— Begin Record set —

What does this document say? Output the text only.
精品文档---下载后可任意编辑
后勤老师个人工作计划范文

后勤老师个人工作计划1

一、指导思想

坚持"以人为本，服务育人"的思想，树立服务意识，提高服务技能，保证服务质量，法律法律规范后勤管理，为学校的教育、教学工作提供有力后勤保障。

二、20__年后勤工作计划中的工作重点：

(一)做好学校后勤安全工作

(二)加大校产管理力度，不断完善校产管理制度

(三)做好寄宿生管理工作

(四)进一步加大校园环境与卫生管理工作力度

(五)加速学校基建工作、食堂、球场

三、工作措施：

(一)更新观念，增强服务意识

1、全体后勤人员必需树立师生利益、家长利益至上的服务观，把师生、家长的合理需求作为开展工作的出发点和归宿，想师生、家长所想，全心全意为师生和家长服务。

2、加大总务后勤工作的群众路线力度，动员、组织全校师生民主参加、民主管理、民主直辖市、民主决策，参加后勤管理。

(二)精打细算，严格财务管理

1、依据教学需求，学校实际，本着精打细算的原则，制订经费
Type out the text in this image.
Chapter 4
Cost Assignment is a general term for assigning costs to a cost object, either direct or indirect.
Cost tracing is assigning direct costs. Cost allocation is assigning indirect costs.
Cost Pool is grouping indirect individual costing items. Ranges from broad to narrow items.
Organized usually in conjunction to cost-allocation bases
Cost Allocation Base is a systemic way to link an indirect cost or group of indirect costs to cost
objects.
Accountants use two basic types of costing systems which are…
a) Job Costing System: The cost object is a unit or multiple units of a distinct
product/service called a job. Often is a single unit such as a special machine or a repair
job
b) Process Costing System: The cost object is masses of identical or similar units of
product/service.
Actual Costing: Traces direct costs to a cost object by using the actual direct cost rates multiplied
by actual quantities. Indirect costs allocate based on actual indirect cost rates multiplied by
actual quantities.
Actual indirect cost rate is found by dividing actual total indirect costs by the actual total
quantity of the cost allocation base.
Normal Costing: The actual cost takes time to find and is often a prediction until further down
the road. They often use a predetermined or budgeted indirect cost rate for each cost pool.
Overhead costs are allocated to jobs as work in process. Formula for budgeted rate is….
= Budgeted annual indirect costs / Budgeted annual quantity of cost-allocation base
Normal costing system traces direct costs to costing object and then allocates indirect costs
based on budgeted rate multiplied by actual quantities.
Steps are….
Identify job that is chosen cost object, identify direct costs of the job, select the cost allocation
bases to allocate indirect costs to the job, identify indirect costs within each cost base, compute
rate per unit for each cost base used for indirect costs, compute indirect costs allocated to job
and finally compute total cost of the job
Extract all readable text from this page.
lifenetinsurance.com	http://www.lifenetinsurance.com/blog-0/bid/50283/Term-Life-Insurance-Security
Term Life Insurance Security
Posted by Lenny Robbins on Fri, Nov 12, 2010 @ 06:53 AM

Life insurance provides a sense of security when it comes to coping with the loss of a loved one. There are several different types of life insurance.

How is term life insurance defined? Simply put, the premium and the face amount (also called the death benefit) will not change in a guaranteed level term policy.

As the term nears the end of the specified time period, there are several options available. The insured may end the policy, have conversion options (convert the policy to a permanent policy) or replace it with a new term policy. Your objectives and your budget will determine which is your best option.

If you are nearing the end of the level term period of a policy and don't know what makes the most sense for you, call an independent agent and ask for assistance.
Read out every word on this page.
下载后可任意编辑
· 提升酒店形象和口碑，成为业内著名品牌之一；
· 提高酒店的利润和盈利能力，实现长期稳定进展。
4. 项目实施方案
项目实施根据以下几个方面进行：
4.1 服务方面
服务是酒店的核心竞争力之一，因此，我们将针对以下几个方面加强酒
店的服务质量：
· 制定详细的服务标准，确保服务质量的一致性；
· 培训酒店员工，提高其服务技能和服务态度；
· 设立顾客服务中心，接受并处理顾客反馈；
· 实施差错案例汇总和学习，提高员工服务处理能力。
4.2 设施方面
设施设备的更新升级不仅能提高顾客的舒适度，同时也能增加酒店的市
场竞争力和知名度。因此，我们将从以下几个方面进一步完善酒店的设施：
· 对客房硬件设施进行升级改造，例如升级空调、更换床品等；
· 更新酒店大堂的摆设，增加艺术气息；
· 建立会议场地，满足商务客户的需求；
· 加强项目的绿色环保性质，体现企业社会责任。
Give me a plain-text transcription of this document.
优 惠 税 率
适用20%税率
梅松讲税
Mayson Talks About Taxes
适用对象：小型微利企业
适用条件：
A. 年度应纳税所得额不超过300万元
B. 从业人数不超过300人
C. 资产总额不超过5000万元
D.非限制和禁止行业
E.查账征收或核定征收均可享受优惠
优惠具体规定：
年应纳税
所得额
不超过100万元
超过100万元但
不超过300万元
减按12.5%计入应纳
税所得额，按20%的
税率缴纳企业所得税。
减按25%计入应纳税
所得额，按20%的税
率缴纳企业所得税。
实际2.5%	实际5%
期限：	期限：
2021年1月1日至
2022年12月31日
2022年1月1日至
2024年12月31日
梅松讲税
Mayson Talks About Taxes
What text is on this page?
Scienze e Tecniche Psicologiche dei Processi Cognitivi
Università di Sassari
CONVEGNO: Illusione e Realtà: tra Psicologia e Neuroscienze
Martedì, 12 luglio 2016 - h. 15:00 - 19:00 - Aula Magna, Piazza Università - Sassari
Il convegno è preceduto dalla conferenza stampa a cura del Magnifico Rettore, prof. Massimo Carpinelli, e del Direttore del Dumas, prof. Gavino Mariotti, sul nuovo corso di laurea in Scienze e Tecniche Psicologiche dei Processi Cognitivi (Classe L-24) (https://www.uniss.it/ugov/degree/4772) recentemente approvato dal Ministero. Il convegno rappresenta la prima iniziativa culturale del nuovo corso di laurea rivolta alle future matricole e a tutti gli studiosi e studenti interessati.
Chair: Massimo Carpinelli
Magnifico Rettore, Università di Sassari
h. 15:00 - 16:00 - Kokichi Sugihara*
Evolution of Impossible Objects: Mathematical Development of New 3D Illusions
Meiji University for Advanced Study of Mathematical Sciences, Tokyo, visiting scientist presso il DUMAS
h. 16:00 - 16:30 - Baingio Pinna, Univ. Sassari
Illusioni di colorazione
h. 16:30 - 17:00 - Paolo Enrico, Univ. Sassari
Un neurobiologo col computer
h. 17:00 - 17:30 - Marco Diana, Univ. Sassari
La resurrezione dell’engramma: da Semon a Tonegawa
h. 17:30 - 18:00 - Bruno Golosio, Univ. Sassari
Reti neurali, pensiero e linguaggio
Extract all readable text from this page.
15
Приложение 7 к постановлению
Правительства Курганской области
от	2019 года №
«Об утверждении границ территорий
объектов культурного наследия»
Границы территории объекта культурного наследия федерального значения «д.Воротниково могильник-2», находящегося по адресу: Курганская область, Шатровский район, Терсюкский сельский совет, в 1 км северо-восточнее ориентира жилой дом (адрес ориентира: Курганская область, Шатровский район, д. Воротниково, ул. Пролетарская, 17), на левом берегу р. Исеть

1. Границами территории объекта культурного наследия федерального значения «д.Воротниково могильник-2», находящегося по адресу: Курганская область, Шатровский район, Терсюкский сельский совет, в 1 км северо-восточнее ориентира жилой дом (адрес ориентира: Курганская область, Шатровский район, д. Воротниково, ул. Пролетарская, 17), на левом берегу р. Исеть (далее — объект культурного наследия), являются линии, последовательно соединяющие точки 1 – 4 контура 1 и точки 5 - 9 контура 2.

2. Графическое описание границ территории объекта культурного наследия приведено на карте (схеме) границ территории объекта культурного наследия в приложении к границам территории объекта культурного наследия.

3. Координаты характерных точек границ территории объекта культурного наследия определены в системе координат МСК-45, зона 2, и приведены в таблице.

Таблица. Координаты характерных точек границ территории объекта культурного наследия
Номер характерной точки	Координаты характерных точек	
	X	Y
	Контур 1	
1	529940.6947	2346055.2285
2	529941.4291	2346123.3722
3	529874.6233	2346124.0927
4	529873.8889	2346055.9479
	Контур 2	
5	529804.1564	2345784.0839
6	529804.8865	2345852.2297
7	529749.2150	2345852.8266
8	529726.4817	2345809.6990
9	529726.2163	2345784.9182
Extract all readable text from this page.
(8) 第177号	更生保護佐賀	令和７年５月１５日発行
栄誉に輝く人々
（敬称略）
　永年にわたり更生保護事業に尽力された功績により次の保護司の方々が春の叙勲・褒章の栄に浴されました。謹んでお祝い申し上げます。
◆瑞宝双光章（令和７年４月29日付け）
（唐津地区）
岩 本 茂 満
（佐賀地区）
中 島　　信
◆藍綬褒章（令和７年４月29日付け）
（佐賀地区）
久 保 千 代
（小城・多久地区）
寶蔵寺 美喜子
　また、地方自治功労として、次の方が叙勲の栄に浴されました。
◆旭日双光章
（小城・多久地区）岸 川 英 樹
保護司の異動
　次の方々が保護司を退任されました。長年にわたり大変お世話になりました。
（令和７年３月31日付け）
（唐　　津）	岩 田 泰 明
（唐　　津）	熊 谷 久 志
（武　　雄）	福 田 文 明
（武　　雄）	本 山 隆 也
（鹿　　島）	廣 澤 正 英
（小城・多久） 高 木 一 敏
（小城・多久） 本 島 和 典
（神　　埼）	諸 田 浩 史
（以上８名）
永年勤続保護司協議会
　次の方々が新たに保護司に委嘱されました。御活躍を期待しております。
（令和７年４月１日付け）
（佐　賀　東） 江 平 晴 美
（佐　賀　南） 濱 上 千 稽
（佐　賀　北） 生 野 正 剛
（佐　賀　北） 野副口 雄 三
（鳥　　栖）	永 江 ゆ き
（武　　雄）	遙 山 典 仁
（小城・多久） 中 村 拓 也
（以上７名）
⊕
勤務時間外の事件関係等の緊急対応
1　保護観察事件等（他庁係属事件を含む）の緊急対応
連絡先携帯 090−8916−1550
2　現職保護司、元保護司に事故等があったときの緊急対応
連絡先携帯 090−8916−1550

— End Record set —

_Exercise objective:_ From the material above, copy each line that includes the word "совет".

_Response to this exercise:_
Границы территории объекта культурного наследия федерального значения «д.Воротниково могильник-2», находящегося по адресу: Курганская область, Шатровский район, Терсюкский сельский совет, в 1 км северо-восточнее ориентира жилой дом (адрес ориентира: Курганская область, Шатровский район, д. Воротниково, ул. Пролетарская, 17), на левом берегу р. Исеть
1. Границами территории объекта культурного наследия федерального значения «д.Воротниково могильник-2», находящегося по адресу: Курганская область, Шатровский район, Терсюкский сельский совет, в 1 км северо-восточнее ориентира жилой дом (адрес ориентира: Курганская область, Шатровский район, д. Воротниково, ул. Пролетарская, 17), на левом берегу р. Исеть (далее — объект культурного наследия), являются линии, последовательно соединяющие точки 1 – 4 контура 1 и точки 5 - 9 контура 2.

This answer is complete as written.